[Items from a dataset]

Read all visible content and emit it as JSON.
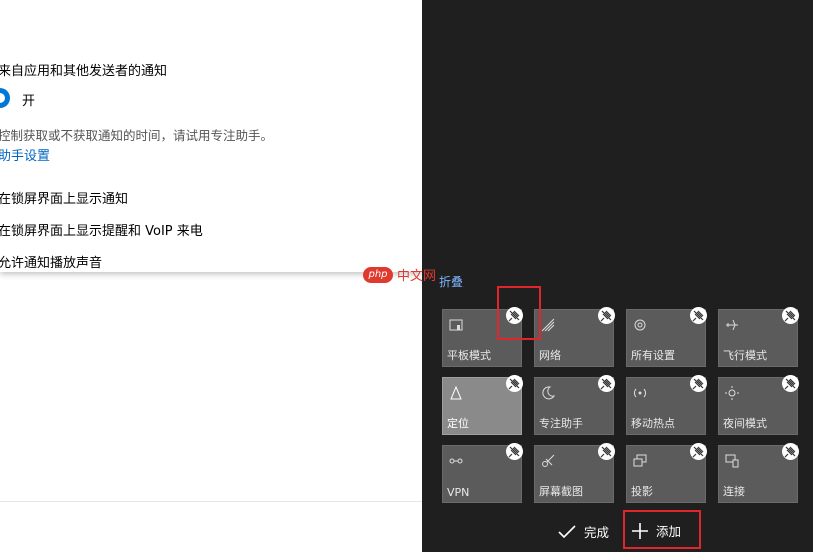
{
  "settings": {
    "heading": "",
    "notify_label": "来自应用和其他发送者的通知",
    "toggle_label": "开",
    "focus_hint": "控制获取或不获取通知的时间，请试用专注助手。",
    "focus_link": "助手设置",
    "lock_screen": "在锁屏界面上显示通知",
    "lock_voip": "在锁屏界面上显示提醒和 VoIP 来电",
    "sounds": "允许通知播放声音"
  },
  "watermark": {
    "logo": "php",
    "text": "中文网"
  },
  "action_center": {
    "collapse_label": "折叠",
    "tiles": [
      {
        "label": "平板模式",
        "icon": "tablet-mode-icon",
        "active": false
      },
      {
        "label": "网络",
        "icon": "network-icon",
        "active": false
      },
      {
        "label": "所有设置",
        "icon": "settings-gear-icon",
        "active": false
      },
      {
        "label": "飞行模式",
        "icon": "airplane-icon",
        "active": false
      },
      {
        "label": "定位",
        "icon": "location-icon",
        "active": true
      },
      {
        "label": "专注助手",
        "icon": "moon-icon",
        "active": false
      },
      {
        "label": "移动热点",
        "icon": "hotspot-icon",
        "active": false
      },
      {
        "label": "夜间模式",
        "icon": "brightness-icon",
        "active": false
      },
      {
        "label": "VPN",
        "icon": "vpn-icon",
        "active": false
      },
      {
        "label": "屏幕截图",
        "icon": "snip-icon",
        "active": false
      },
      {
        "label": "投影",
        "icon": "project-icon",
        "active": false
      },
      {
        "label": "连接",
        "icon": "connect-icon",
        "active": false
      }
    ],
    "done_label": "完成",
    "add_label": "添加"
  },
  "colors": {
    "accent": "#0078d7",
    "highlight": "#e0262c",
    "tile": "#5b5b5b",
    "tile_active": "#8a8a8a"
  }
}
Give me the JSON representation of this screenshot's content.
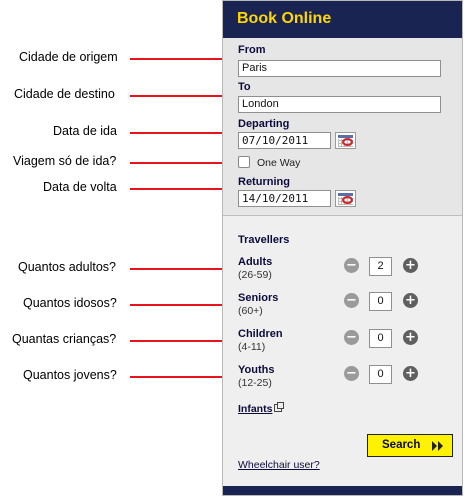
{
  "annotations": [
    "Cidade de origem",
    "Cidade de destino",
    "Data de ida",
    "Viagem só de ida?",
    "Data de volta",
    "Quantos adultos?",
    "Quantos idosos?",
    "Quantas crianças?",
    "Quantos jovens?"
  ],
  "widget": {
    "title": "Book Online",
    "from_label": "From",
    "from_value": "Paris",
    "to_label": "To",
    "to_value": "London",
    "departing_label": "Departing",
    "departing_value": "07/10/2011",
    "one_way_label": "One Way",
    "one_way_checked": false,
    "returning_label": "Returning",
    "returning_value": "14/10/2011",
    "travellers_label": "Travellers",
    "adults_label": "Adults",
    "adults_range": "(26-59)",
    "adults_count": "2",
    "seniors_label": "Seniors",
    "seniors_range": "(60+)",
    "seniors_count": "0",
    "children_label": "Children",
    "children_range": "(4-11)",
    "children_count": "0",
    "youths_label": "Youths",
    "youths_range": "(12-25)",
    "youths_count": "0",
    "infants_label": "Infants",
    "search_label": "Search",
    "wheelchair_label": "Wheelchair user?"
  },
  "colors": {
    "header_bg": "#192453",
    "title_color": "#ffd700",
    "arrow_color": "#e8141c",
    "search_bg": "#fff200"
  },
  "icons": [
    "calendar-icon",
    "minus-icon",
    "plus-icon",
    "external-window-icon",
    "double-chevron-icon"
  ]
}
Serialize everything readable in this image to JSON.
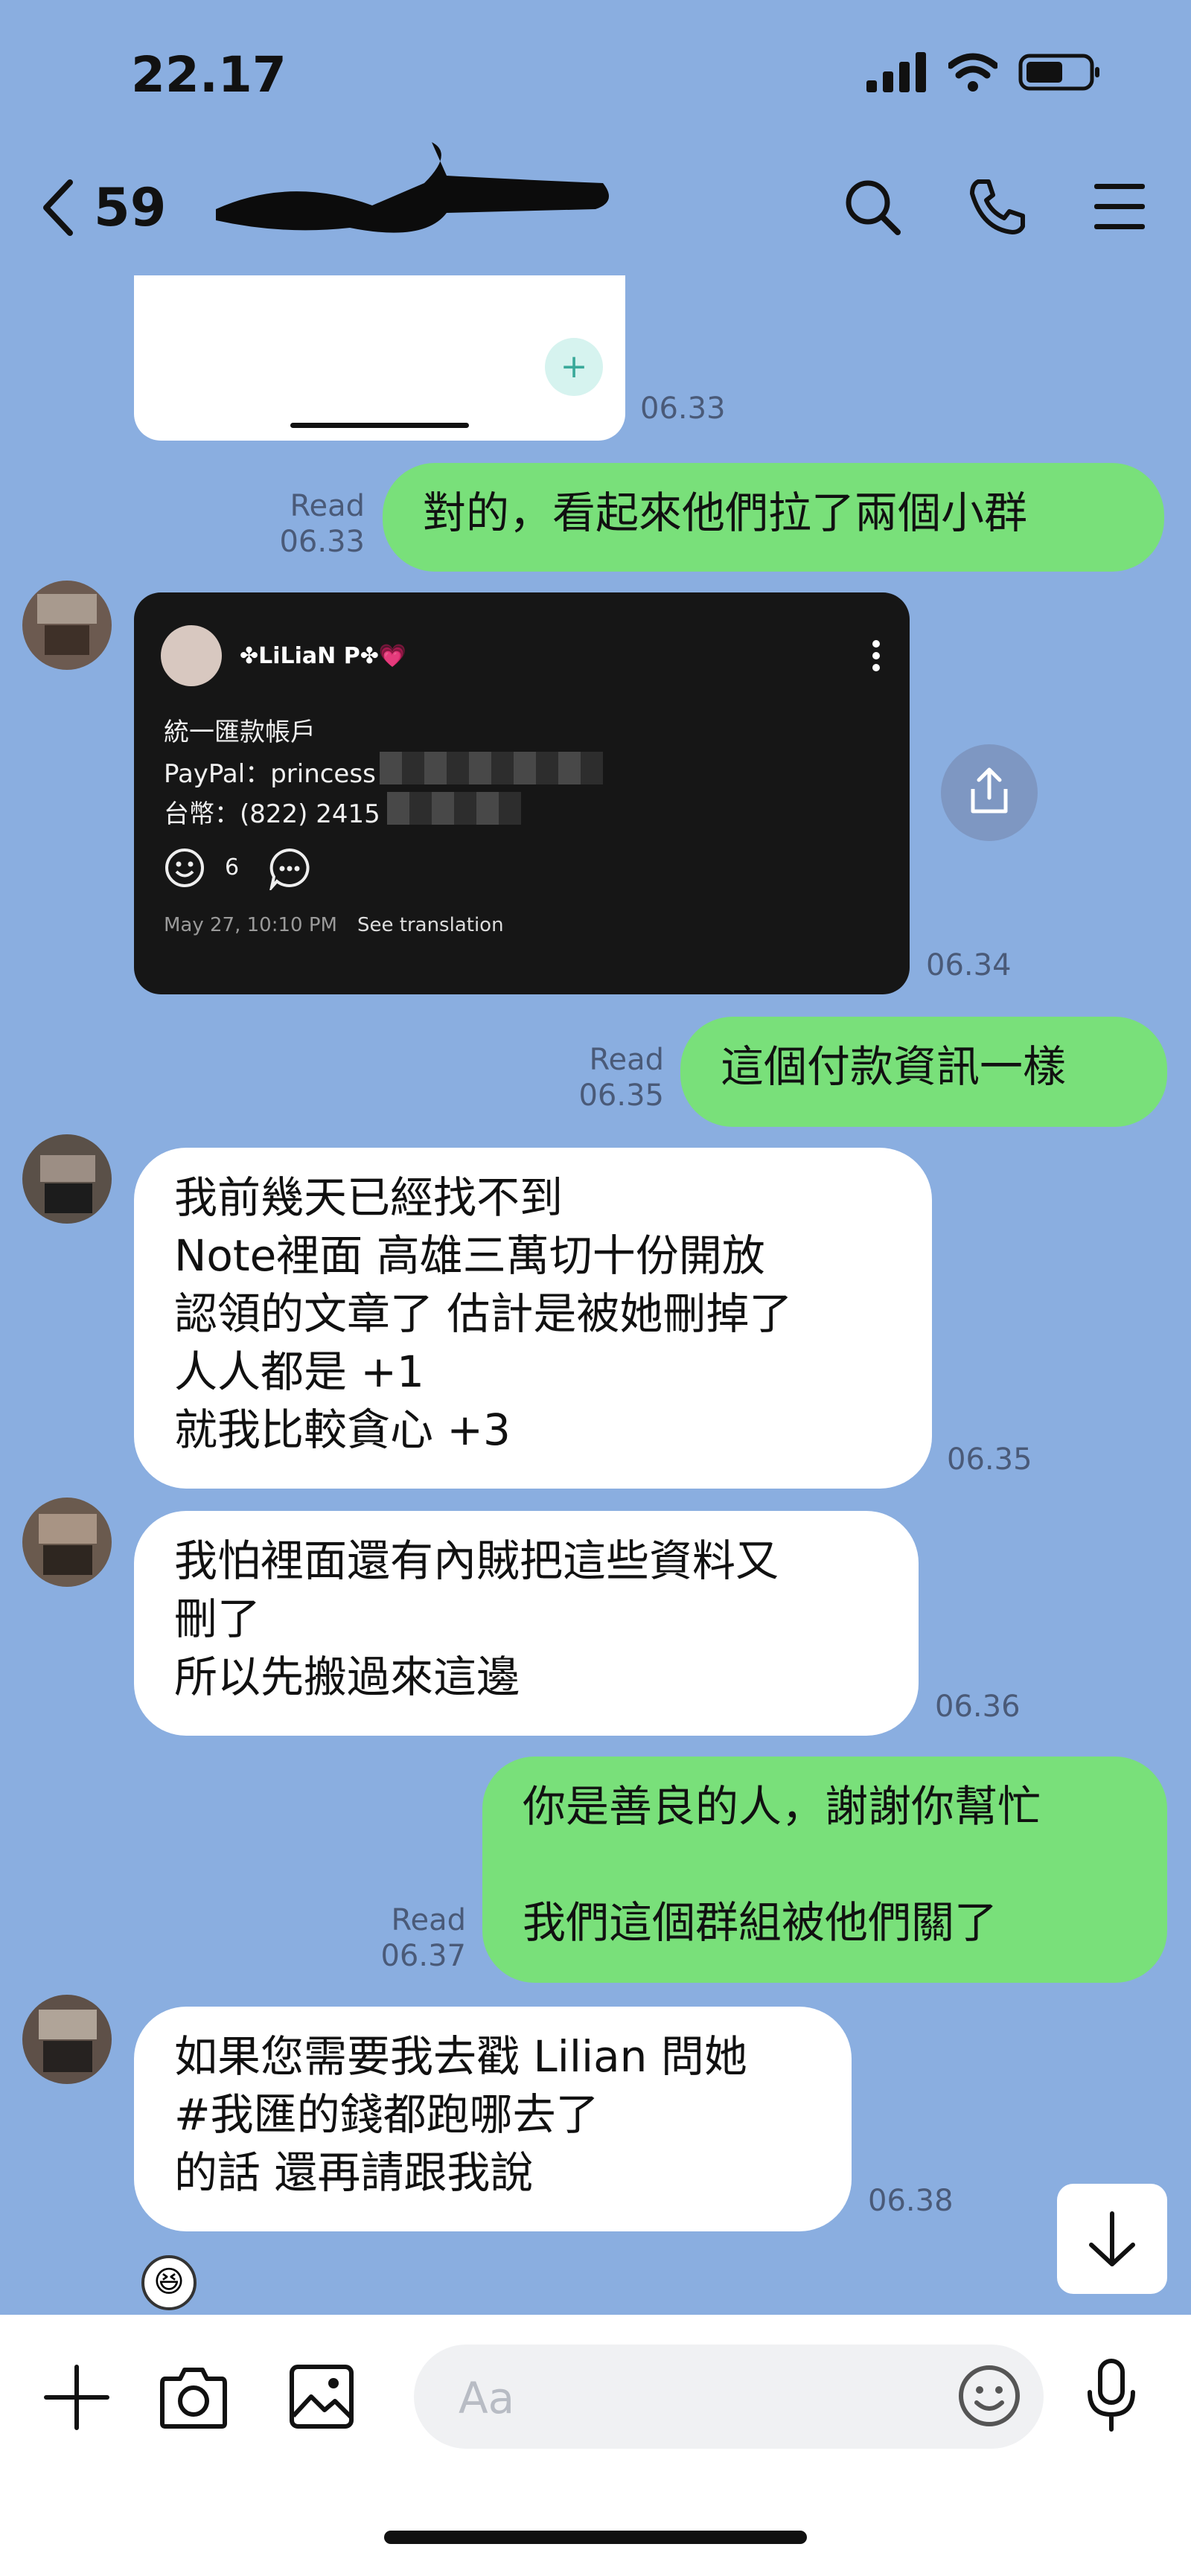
{
  "status": {
    "time": "22.17"
  },
  "header": {
    "back_count": "59"
  },
  "messages": {
    "top_time": "06.33",
    "m1": {
      "text": "對的，看起來他們拉了兩個小群",
      "read": "Read",
      "time": "06.33"
    },
    "card": {
      "name": "✤LiLiaN P✤💗",
      "line1": "統一匯款帳戶",
      "line2": "PayPal：princess",
      "line3": "台幣：(822) 2415",
      "reactions": "6",
      "meta": "May 27, 10:10 PM",
      "translate": "See translation",
      "time": "06.34"
    },
    "m2": {
      "text": "這個付款資訊一樣",
      "read": "Read",
      "time": "06.35"
    },
    "m3": {
      "text": "我前幾天已經找不到\nNote裡面 高雄三萬切十份開放\n認領的文章了 估計是被她刪掉了\n人人都是 +1\n就我比較貪心 +3",
      "time": "06.35"
    },
    "m4": {
      "text": "我怕裡面還有內賊把這些資料又\n刪了\n所以先搬過來這邊",
      "time": "06.36"
    },
    "m5": {
      "text": "你是善良的人，謝謝你幫忙\n\n我們這個群組被他們關了",
      "read": "Read",
      "time": "06.37"
    },
    "m6": {
      "text": "如果您需要我去戳 Lilian 問她\n#我匯的錢都跑哪去了\n的話 還再請跟我說",
      "time": "06.38"
    }
  },
  "input": {
    "placeholder": "Aa"
  },
  "colors": {
    "background": "#8aaee0",
    "outgoing": "#79e07a",
    "incoming": "#ffffff"
  }
}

**What is expected:** Search the listing for the word "JSON". Copy every line in which it occurs.

**Final result:**
Read all visible content and emit it as JSON.
Give me the JSON representation of this screenshot's content.
Serialize everything readable in this image to JSON.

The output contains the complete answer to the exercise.